Do this:
Among the entries below, find the lines with "causes" and copy them.

— BEGIN —

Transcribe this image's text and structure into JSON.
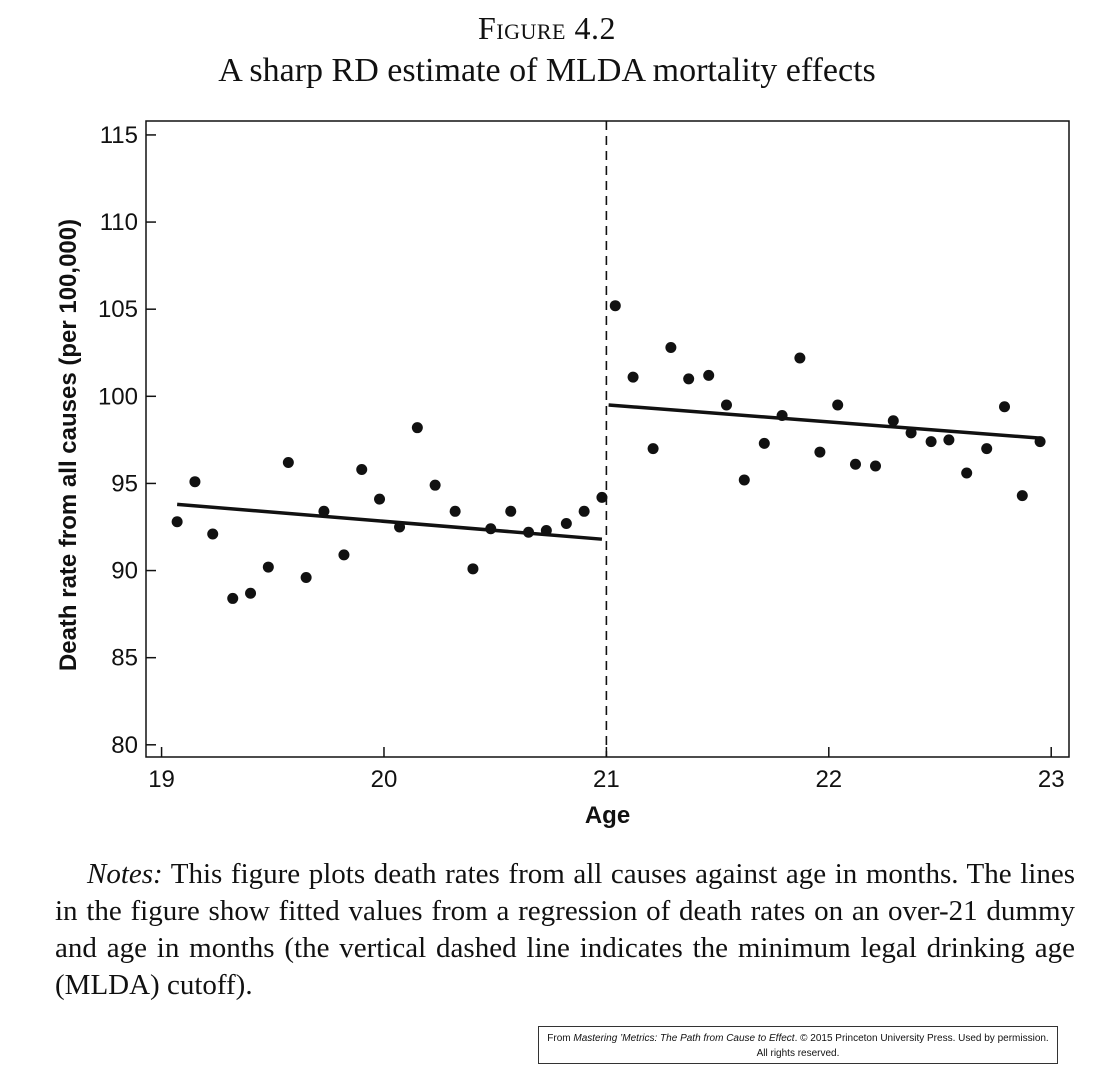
{
  "figure": {
    "label": "Figure 4.2",
    "title": "A sharp RD estimate of MLDA mortality effects"
  },
  "notes": {
    "label": "Notes:",
    "text": "This figure plots death rates from all causes against age in months. The lines in the figure show fitted values from a regression of death rates on an over-21 dummy and age in months (the vertical dashed line indicates the minimum legal drinking age (MLDA) cutoff)."
  },
  "credit": {
    "prefix": "From ",
    "book": "Mastering ’Metrics: The Path from Cause to Effect",
    "suffix": ". © 2015 Princeton University Press. Used by permission.",
    "line2": "All rights reserved."
  },
  "chart_data": {
    "type": "scatter",
    "xlabel": "Age",
    "ylabel": "Death rate from all causes (per 100,000)",
    "xlim": [
      18.93,
      23.08
    ],
    "ylim": [
      79.3,
      115.8
    ],
    "x_ticks": [
      19,
      20,
      21,
      22,
      23
    ],
    "y_ticks": [
      80,
      85,
      90,
      95,
      100,
      105,
      110,
      115
    ],
    "grid": false,
    "legend": "none",
    "cutoff_x": 21,
    "points": [
      [
        19.07,
        92.8
      ],
      [
        19.15,
        95.1
      ],
      [
        19.23,
        92.1
      ],
      [
        19.32,
        88.4
      ],
      [
        19.4,
        88.7
      ],
      [
        19.48,
        90.2
      ],
      [
        19.57,
        96.2
      ],
      [
        19.65,
        89.6
      ],
      [
        19.73,
        93.4
      ],
      [
        19.82,
        90.9
      ],
      [
        19.9,
        95.8
      ],
      [
        19.98,
        94.1
      ],
      [
        20.07,
        92.5
      ],
      [
        20.15,
        98.2
      ],
      [
        20.23,
        94.9
      ],
      [
        20.32,
        93.4
      ],
      [
        20.4,
        90.1
      ],
      [
        20.48,
        92.4
      ],
      [
        20.57,
        93.4
      ],
      [
        20.65,
        92.2
      ],
      [
        20.73,
        92.3
      ],
      [
        20.82,
        92.7
      ],
      [
        20.9,
        93.4
      ],
      [
        20.98,
        94.2
      ],
      [
        21.04,
        105.2
      ],
      [
        21.12,
        101.1
      ],
      [
        21.21,
        97.0
      ],
      [
        21.29,
        102.8
      ],
      [
        21.37,
        101.0
      ],
      [
        21.46,
        101.2
      ],
      [
        21.54,
        99.5
      ],
      [
        21.62,
        95.2
      ],
      [
        21.71,
        97.3
      ],
      [
        21.79,
        98.9
      ],
      [
        21.87,
        102.2
      ],
      [
        21.96,
        96.8
      ],
      [
        22.04,
        99.5
      ],
      [
        22.12,
        96.1
      ],
      [
        22.21,
        96.0
      ],
      [
        22.29,
        98.6
      ],
      [
        22.37,
        97.9
      ],
      [
        22.46,
        97.4
      ],
      [
        22.54,
        97.5
      ],
      [
        22.62,
        95.6
      ],
      [
        22.71,
        97.0
      ],
      [
        22.79,
        99.4
      ],
      [
        22.87,
        94.3
      ],
      [
        22.95,
        97.4
      ]
    ],
    "fitted_lines": [
      {
        "x": [
          19.07,
          20.98
        ],
        "y": [
          93.8,
          91.8
        ]
      },
      {
        "x": [
          21.01,
          22.95
        ],
        "y": [
          99.5,
          97.6
        ]
      }
    ]
  }
}
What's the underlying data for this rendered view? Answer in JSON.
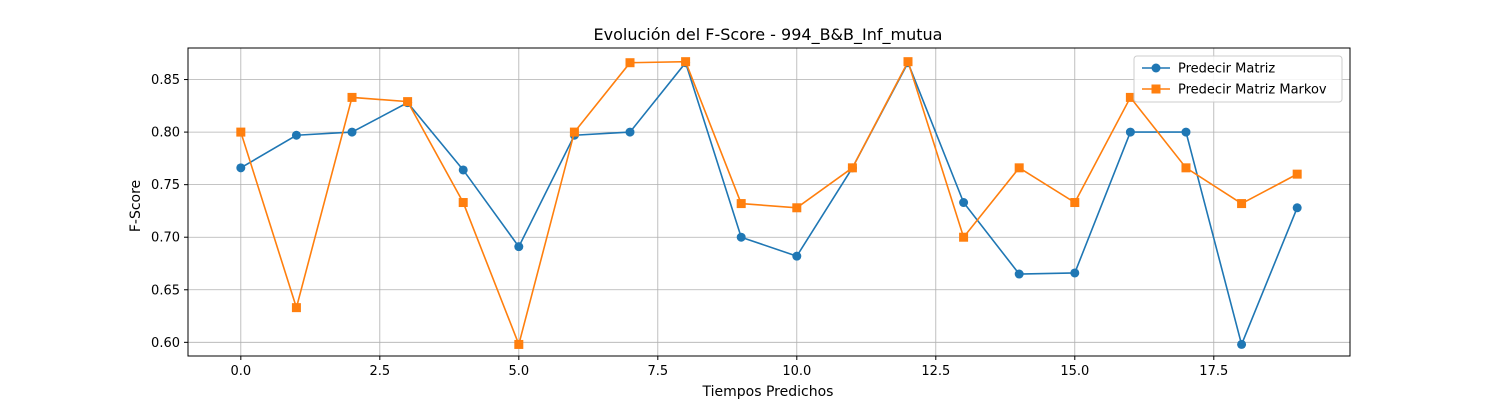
{
  "chart_data": {
    "type": "line",
    "title": "Evolución del F-Score - 994_B&B_Inf_mutua",
    "xlabel": "Tiempos Predichos",
    "ylabel": "F-Score",
    "xlim": [
      -0.95,
      19.95
    ],
    "ylim": [
      0.587,
      0.88
    ],
    "xticks": [
      0.0,
      2.5,
      5.0,
      7.5,
      10.0,
      12.5,
      15.0,
      17.5
    ],
    "xtick_labels": [
      "0.0",
      "2.5",
      "5.0",
      "7.5",
      "10.0",
      "12.5",
      "15.0",
      "17.5"
    ],
    "yticks": [
      0.6,
      0.65,
      0.7,
      0.75,
      0.8,
      0.85
    ],
    "ytick_labels": [
      "0.60",
      "0.65",
      "0.70",
      "0.75",
      "0.80",
      "0.85"
    ],
    "grid": true,
    "legend_position": "top-right",
    "x": [
      0,
      1,
      2,
      3,
      4,
      5,
      6,
      7,
      8,
      9,
      10,
      11,
      12,
      13,
      14,
      15,
      16,
      17,
      18,
      19
    ],
    "series": [
      {
        "name": "Predecir Matriz",
        "color": "#1f77b4",
        "marker": "circle",
        "values": [
          0.766,
          0.797,
          0.8,
          0.828,
          0.764,
          0.691,
          0.797,
          0.8,
          0.866,
          0.7,
          0.682,
          0.766,
          0.866,
          0.733,
          0.665,
          0.666,
          0.8,
          0.8,
          0.598,
          0.728
        ]
      },
      {
        "name": "Predecir Matriz Markov",
        "color": "#ff7f0e",
        "marker": "square",
        "values": [
          0.8,
          0.633,
          0.833,
          0.829,
          0.733,
          0.598,
          0.8,
          0.866,
          0.867,
          0.732,
          0.728,
          0.766,
          0.867,
          0.7,
          0.766,
          0.733,
          0.833,
          0.766,
          0.732,
          0.76
        ]
      }
    ]
  }
}
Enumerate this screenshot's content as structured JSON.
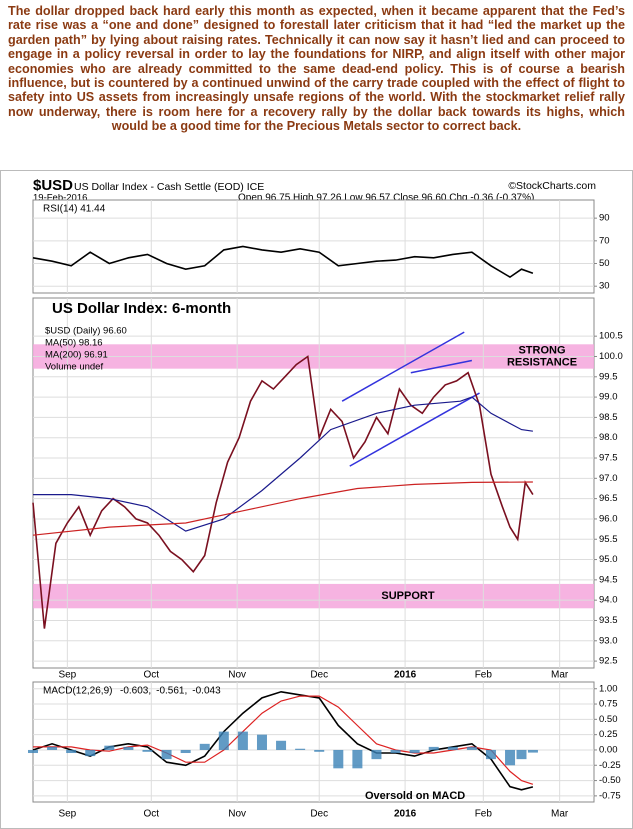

— END —

Task answer:
    "text": "This figure plots death rates from all causes against age in months. The lines in the figure show fitted values from a regression of death rates on an over-21 dummy and age in months (the vertical dashed line indicates the minimum legal drinking age (MLDA) cutoff)."
    "ylabel": "Death rate from all causes (per 100,000)",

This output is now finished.